> **Exercise objective**
Tally up the lines where the string "Surface" appears; reply with the number only.

______________________________

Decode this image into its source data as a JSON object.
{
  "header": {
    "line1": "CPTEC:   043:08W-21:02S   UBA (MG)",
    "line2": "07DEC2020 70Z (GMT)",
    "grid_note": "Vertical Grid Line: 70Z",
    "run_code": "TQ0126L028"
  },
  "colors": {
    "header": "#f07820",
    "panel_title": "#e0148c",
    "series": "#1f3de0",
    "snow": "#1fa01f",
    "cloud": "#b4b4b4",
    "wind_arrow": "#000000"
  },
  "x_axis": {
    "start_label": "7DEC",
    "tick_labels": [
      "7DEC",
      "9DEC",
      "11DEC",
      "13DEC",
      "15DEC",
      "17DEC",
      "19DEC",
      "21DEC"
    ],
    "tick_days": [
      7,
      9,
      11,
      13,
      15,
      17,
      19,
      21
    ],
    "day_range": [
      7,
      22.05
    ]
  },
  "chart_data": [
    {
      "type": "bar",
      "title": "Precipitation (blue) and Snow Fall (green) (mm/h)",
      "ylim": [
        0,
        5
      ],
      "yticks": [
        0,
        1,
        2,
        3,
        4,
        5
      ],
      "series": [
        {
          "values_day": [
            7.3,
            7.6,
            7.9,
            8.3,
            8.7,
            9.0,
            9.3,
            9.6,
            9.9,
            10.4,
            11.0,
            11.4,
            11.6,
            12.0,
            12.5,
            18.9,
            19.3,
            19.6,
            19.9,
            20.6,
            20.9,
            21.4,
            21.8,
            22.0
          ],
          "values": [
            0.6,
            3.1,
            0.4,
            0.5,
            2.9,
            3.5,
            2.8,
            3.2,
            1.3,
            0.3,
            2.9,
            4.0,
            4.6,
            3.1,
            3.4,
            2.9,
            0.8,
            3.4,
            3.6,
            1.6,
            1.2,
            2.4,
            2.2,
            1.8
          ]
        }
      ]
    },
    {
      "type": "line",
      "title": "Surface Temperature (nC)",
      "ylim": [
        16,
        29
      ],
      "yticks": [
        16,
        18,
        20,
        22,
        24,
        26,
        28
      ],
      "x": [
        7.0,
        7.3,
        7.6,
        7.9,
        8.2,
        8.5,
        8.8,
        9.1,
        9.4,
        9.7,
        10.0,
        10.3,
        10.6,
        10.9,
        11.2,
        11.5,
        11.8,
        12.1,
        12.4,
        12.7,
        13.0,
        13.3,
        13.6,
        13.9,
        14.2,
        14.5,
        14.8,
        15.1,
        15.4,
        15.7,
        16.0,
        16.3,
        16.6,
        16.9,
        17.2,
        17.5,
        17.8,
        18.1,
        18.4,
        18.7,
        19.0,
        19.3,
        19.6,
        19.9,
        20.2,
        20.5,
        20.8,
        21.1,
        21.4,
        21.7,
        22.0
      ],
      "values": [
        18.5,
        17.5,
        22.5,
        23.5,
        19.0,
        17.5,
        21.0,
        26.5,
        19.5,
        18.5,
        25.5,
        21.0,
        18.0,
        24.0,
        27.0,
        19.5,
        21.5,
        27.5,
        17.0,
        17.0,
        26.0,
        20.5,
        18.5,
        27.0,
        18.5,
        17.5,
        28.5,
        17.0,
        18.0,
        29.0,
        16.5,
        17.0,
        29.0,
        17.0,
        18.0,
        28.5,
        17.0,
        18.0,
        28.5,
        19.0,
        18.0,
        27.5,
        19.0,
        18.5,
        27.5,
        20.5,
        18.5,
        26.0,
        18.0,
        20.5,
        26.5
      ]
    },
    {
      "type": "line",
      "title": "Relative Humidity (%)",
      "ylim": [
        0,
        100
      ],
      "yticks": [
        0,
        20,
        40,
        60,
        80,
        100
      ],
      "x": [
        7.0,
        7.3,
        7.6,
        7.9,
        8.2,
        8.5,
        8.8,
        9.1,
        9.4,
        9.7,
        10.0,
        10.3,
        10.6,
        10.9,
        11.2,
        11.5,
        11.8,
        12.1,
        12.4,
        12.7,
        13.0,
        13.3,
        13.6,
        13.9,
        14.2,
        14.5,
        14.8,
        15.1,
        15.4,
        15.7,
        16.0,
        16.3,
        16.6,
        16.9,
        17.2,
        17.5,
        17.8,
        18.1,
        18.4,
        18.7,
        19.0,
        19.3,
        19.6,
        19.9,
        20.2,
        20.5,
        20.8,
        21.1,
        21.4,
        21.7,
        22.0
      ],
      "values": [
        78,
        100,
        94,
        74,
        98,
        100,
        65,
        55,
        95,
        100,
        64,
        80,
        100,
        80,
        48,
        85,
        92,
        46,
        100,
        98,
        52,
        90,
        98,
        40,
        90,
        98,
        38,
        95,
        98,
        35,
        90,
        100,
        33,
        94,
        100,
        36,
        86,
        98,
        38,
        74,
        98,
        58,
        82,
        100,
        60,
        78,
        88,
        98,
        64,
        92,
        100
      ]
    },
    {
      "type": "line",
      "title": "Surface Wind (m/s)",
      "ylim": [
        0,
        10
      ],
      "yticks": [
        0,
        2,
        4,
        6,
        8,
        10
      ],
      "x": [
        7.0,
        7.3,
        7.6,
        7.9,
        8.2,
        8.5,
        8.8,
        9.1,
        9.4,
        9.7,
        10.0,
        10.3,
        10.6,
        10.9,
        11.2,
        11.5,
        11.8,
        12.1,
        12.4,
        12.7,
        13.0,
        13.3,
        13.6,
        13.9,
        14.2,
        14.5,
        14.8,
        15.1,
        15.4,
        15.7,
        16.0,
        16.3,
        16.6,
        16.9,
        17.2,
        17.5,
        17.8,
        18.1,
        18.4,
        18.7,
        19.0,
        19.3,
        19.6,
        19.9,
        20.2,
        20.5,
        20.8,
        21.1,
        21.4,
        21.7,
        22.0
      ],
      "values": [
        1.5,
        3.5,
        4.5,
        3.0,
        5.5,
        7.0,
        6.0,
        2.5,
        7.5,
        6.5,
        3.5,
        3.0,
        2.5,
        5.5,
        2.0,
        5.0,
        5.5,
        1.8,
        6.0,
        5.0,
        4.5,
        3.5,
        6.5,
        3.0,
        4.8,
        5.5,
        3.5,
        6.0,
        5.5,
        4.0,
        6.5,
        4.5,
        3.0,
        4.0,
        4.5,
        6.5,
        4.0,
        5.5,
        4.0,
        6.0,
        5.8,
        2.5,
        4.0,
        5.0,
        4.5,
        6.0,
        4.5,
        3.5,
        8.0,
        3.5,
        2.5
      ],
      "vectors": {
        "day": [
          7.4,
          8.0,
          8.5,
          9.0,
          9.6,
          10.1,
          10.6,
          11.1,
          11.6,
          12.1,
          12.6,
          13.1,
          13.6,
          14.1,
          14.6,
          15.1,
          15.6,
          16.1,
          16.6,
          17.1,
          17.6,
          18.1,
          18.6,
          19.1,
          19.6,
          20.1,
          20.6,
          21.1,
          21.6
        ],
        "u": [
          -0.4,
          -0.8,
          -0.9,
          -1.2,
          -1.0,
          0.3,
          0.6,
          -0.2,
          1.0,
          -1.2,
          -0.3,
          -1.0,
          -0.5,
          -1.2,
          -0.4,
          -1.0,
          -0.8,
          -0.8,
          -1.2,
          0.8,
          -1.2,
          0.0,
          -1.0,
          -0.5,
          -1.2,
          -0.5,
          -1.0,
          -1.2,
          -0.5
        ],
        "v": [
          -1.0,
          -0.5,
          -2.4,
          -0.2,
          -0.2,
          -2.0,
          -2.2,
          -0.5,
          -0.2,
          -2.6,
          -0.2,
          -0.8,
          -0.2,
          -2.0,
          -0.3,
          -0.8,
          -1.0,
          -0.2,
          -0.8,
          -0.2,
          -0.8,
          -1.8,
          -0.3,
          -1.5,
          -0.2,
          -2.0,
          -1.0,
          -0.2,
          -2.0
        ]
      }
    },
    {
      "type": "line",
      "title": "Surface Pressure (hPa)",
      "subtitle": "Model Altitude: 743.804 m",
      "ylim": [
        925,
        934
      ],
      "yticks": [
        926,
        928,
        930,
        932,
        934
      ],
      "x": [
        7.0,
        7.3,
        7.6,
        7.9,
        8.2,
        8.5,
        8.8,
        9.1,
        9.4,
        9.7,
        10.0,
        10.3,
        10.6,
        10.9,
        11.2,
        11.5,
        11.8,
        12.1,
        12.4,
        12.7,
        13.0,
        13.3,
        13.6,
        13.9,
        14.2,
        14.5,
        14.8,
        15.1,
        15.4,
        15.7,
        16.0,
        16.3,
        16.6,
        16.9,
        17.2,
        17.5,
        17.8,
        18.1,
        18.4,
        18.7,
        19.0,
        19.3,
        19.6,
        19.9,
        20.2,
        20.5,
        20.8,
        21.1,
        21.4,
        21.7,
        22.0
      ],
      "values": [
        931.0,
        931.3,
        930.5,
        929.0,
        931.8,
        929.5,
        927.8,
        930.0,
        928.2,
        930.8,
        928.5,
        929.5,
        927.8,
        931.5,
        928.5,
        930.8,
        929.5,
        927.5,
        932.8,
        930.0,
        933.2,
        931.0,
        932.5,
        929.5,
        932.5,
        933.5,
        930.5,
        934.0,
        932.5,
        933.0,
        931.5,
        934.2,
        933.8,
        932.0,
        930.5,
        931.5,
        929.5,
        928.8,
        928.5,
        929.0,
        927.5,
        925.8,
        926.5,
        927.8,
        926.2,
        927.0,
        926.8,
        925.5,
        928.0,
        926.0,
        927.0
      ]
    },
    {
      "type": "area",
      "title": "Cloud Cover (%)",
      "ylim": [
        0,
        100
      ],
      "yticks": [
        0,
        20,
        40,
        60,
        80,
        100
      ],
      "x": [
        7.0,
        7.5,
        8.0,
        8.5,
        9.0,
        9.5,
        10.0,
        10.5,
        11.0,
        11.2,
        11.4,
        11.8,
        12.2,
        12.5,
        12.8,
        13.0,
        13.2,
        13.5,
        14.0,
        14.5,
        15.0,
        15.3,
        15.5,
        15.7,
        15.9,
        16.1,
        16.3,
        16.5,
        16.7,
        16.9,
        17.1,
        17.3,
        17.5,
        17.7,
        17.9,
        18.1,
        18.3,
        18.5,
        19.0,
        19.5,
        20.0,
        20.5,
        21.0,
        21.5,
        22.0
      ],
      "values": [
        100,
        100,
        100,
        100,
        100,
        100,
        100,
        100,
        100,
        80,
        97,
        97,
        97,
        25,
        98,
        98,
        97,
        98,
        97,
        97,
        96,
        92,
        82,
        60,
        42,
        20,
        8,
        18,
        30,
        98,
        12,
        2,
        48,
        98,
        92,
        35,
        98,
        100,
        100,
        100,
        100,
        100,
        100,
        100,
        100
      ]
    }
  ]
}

______________________________

> **Exercise response**
3